• **EXERCISE BRIEF**: Reproduce the listing below in full and without alteration, apart from its pictures.

• **RECORD SET**:
• • • •
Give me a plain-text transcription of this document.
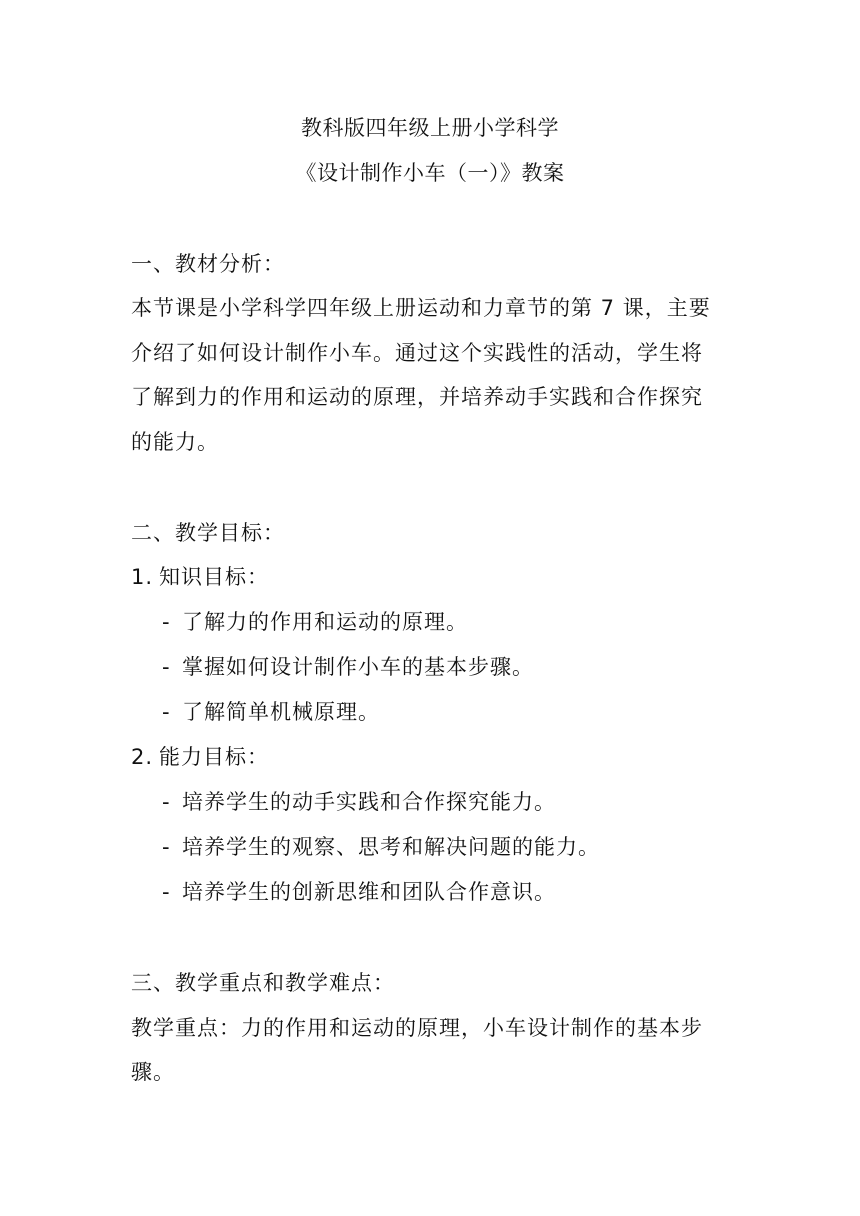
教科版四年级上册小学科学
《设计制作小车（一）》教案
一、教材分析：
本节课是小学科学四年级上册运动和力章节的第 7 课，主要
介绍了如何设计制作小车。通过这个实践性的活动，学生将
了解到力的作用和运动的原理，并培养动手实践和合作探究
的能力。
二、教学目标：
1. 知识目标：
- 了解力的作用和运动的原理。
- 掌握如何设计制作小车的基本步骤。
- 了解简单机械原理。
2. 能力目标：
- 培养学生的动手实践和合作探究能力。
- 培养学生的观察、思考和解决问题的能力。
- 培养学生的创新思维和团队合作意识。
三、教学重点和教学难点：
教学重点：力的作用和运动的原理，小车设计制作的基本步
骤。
• • • •
• **FINISHED ANSWER**:
Give me a plain-text transcription of this document.
教科版四年级上册小学科学
《设计制作小车（一）》教案
一、教材分析：
本节课是小学科学四年级上册运动和力章节的第 7 课，主要
介绍了如何设计制作小车。通过这个实践性的活动，学生将
了解到力的作用和运动的原理，并培养动手实践和合作探究
的能力。
二、教学目标：
1. 知识目标：
- 了解力的作用和运动的原理。
- 掌握如何设计制作小车的基本步骤。
- 了解简单机械原理。
2. 能力目标：
- 培养学生的动手实践和合作探究能力。
- 培养学生的观察、思考和解决问题的能力。
- 培养学生的创新思维和团队合作意识。
三、教学重点和教学难点：
教学重点：力的作用和运动的原理，小车设计制作的基本步
骤。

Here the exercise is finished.